■ WHAT THIS TASK INVOLVES
Copy out each line below exactly as it appears.

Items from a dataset
---*---

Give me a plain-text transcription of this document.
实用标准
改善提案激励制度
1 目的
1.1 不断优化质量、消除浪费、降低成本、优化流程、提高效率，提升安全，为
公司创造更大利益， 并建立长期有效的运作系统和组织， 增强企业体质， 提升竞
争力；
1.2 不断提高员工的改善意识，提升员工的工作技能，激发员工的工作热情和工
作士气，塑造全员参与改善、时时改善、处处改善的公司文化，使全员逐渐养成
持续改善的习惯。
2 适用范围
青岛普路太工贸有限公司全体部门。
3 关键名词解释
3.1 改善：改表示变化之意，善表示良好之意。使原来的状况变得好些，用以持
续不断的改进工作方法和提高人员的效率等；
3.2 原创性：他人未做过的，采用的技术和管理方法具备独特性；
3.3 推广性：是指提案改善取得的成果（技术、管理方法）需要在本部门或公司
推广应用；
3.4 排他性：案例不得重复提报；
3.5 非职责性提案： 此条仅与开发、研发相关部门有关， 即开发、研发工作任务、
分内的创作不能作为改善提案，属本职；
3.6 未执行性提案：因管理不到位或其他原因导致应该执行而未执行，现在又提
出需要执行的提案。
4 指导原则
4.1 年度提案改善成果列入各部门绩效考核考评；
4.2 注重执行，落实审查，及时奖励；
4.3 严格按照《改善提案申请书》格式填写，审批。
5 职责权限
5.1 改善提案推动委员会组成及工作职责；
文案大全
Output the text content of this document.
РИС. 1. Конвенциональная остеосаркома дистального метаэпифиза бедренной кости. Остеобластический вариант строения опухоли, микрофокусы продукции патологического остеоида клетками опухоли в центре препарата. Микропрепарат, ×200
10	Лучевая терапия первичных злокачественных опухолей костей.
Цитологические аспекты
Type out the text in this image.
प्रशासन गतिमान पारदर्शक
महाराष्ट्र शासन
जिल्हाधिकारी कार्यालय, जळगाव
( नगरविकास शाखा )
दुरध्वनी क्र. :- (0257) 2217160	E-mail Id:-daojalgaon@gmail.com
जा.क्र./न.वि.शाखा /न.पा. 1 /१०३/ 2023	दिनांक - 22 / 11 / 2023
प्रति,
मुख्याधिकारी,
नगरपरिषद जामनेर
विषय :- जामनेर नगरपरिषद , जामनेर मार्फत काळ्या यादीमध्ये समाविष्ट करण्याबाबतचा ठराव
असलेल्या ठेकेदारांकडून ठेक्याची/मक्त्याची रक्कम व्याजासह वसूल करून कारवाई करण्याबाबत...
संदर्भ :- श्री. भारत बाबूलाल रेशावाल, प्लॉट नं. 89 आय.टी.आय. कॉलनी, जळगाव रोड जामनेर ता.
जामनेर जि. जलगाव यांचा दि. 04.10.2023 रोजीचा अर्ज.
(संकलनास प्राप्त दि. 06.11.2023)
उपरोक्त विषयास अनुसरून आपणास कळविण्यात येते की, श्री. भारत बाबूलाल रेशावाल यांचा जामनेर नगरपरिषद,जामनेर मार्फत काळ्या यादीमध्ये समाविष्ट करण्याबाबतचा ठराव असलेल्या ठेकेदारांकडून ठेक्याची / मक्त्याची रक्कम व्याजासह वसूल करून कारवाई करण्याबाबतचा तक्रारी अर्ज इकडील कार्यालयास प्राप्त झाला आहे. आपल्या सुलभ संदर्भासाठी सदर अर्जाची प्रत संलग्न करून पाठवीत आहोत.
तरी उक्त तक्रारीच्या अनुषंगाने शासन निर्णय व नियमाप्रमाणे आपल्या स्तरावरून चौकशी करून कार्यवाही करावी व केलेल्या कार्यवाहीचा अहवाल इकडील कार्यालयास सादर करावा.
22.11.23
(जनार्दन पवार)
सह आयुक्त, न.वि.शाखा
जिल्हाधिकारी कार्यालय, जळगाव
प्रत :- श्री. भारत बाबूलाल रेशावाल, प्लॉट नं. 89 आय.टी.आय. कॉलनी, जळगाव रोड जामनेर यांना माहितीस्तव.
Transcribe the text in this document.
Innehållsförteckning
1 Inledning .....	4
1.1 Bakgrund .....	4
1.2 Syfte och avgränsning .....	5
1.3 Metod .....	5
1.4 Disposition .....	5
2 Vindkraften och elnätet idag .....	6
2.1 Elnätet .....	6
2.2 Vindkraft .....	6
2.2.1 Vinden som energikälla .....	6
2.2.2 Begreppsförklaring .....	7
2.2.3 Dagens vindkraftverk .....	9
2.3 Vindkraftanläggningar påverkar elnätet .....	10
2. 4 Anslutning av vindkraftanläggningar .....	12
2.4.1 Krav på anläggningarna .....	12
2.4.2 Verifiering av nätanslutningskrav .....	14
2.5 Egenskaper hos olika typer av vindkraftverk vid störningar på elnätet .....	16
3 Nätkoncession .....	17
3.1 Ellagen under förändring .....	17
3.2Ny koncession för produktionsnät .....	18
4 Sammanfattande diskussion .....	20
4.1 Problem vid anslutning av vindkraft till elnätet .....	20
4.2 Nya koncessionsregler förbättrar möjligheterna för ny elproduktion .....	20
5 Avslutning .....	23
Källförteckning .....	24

---*---

■ RESULT FOR THIS EXERCISE
Give me a plain-text transcription of this document.
实用标准
改善提案激励制度
1 目的
1.1 不断优化质量、消除浪费、降低成本、优化流程、提高效率，提升安全，为
公司创造更大利益， 并建立长期有效的运作系统和组织， 增强企业体质， 提升竞
争力；
1.2 不断提高员工的改善意识，提升员工的工作技能，激发员工的工作热情和工
作士气，塑造全员参与改善、时时改善、处处改善的公司文化，使全员逐渐养成
持续改善的习惯。
2 适用范围
青岛普路太工贸有限公司全体部门。
3 关键名词解释
3.1 改善：改表示变化之意，善表示良好之意。使原来的状况变得好些，用以持
续不断的改进工作方法和提高人员的效率等；
3.2 原创性：他人未做过的，采用的技术和管理方法具备独特性；
3.3 推广性：是指提案改善取得的成果（技术、管理方法）需要在本部门或公司
推广应用；
3.4 排他性：案例不得重复提报；
3.5 非职责性提案： 此条仅与开发、研发相关部门有关， 即开发、研发工作任务、
分内的创作不能作为改善提案，属本职；
3.6 未执行性提案：因管理不到位或其他原因导致应该执行而未执行，现在又提
出需要执行的提案。
4 指导原则
4.1 年度提案改善成果列入各部门绩效考核考评；
4.2 注重执行，落实审查，及时奖励；
4.3 严格按照《改善提案申请书》格式填写，审批。
5 职责权限
5.1 改善提案推动委员会组成及工作职责；
文案大全
Output the text content of this document.
РИС. 1. Конвенциональная остеосаркома дистального метаэпифиза бедренной кости. Остеобластический вариант строения опухоли, микрофокусы продукции патологического остеоида клетками опухоли в центре препарата. Микропрепарат, ×200
10	Лучевая терапия первичных злокачественных опухолей костей.
Цитологические аспекты
Type out the text in this image.
प्रशासन गतिमान पारदर्शक
महाराष्ट्र शासन
जिल्हाधिकारी कार्यालय, जळगाव
( नगरविकास शाखा )
दुरध्वनी क्र. :- (0257) 2217160	E-mail Id:-daojalgaon@gmail.com
जा.क्र./न.वि.शाखा /न.पा. 1 /१०३/ 2023	दिनांक - 22 / 11 / 2023
प्रति,
मुख्याधिकारी,
नगरपरिषद जामनेर
विषय :- जामनेर नगरपरिषद , जामनेर मार्फत काळ्या यादीमध्ये समाविष्ट करण्याबाबतचा ठराव
असलेल्या ठेकेदारांकडून ठेक्याची/मक्त्याची रक्कम व्याजासह वसूल करून कारवाई करण्याबाबत...
संदर्भ :- श्री. भारत बाबूलाल रेशावाल, प्लॉट नं. 89 आय.टी.आय. कॉलनी, जळगाव रोड जामनेर ता.
जामनेर जि. जलगाव यांचा दि. 04.10.2023 रोजीचा अर्ज.
(संकलनास प्राप्त दि. 06.11.2023)
उपरोक्त विषयास अनुसरून आपणास कळविण्यात येते की, श्री. भारत बाबूलाल रेशावाल यांचा जामनेर नगरपरिषद,जामनेर मार्फत काळ्या यादीमध्ये समाविष्ट करण्याबाबतचा ठराव असलेल्या ठेकेदारांकडून ठेक्याची / मक्त्याची रक्कम व्याजासह वसूल करून कारवाई करण्याबाबतचा तक्रारी अर्ज इकडील कार्यालयास प्राप्त झाला आहे. आपल्या सुलभ संदर्भासाठी सदर अर्जाची प्रत संलग्न करून पाठवीत आहोत.
तरी उक्त तक्रारीच्या अनुषंगाने शासन निर्णय व नियमाप्रमाणे आपल्या स्तरावरून चौकशी करून कार्यवाही करावी व केलेल्या कार्यवाहीचा अहवाल इकडील कार्यालयास सादर करावा.
22.11.23
(जनार्दन पवार)
सह आयुक्त, न.वि.शाखा
जिल्हाधिकारी कार्यालय, जळगाव
प्रत :- श्री. भारत बाबूलाल रेशावाल, प्लॉट नं. 89 आय.टी.आय. कॉलनी, जळगाव रोड जामनेर यांना माहितीस्तव.
Transcribe the text in this document.
Innehållsförteckning
1 Inledning .....	4
1.1 Bakgrund .....	4
1.2 Syfte och avgränsning .....	5
1.3 Metod .....	5
1.4 Disposition .....	5
2 Vindkraften och elnätet idag .....	6
2.1 Elnätet .....	6
2.2 Vindkraft .....	6
2.2.1 Vinden som energikälla .....	6
2.2.2 Begreppsförklaring .....	7
2.2.3 Dagens vindkraftverk .....	9
2.3 Vindkraftanläggningar påverkar elnätet .....	10
2. 4 Anslutning av vindkraftanläggningar .....	12
2.4.1 Krav på anläggningarna .....	12
2.4.2 Verifiering av nätanslutningskrav .....	14
2.5 Egenskaper hos olika typer av vindkraftverk vid störningar på elnätet .....	16
3 Nätkoncession .....	17
3.1 Ellagen under förändring .....	17
3.2Ny koncession för produktionsnät .....	18
4 Sammanfattande diskussion .....	20
4.1 Problem vid anslutning av vindkraft till elnätet .....	20
4.2 Nya koncessionsregler förbättrar möjligheterna för ny elproduktion .....	20
5 Avslutning .....	23
Källförteckning .....	24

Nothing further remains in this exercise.